Directions: Comb through the entries for "Determination" and pull out each line that holds it.

Entries with figure data
▼▼▼

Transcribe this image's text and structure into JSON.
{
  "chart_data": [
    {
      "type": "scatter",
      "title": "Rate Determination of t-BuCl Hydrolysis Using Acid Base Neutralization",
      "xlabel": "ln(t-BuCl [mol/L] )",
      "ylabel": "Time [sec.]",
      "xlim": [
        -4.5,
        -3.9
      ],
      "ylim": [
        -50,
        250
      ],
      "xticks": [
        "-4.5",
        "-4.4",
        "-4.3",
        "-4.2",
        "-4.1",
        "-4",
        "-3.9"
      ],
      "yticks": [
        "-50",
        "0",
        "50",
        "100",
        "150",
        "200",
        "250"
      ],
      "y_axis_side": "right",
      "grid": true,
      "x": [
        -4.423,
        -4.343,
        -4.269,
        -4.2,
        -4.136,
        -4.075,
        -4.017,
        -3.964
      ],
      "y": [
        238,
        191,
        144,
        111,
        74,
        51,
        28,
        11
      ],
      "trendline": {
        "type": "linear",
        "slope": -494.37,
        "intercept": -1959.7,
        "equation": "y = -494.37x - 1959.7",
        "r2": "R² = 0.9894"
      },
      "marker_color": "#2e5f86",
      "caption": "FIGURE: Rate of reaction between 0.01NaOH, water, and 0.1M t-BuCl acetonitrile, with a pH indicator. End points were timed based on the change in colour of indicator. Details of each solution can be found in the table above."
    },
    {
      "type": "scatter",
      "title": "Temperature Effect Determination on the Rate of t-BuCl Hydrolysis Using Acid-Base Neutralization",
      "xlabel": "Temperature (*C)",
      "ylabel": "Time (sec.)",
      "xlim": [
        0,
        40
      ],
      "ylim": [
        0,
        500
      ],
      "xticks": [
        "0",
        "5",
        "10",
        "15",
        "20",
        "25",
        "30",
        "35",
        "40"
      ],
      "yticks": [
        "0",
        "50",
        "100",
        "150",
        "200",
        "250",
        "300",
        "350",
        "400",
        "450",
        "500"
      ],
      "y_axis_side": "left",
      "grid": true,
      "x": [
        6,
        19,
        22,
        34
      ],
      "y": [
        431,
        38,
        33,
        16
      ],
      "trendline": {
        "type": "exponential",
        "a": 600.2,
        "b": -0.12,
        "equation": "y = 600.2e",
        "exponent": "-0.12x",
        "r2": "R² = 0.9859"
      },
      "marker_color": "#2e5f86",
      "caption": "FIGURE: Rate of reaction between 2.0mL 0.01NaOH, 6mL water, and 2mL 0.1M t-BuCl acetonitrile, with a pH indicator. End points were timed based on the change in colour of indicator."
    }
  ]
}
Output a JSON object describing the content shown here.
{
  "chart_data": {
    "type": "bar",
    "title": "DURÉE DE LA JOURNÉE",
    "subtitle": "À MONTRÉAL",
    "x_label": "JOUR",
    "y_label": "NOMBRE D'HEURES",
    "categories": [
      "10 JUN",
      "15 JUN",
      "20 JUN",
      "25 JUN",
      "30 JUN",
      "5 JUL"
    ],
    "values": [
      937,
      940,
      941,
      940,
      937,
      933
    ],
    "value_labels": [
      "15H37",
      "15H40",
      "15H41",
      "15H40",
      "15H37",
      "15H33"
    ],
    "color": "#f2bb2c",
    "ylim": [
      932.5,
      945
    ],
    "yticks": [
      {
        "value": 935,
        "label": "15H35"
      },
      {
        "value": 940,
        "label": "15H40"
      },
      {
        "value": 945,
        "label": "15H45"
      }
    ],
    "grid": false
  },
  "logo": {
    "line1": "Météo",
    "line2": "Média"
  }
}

▲▲▲

Response for this exercise:
      "title": "Rate Determination of t-BuCl Hydrolysis Using Acid Base Neutralization",
      "title": "Temperature Effect Determination on the Rate of t-BuCl Hydrolysis Using Acid-Base Neutralization",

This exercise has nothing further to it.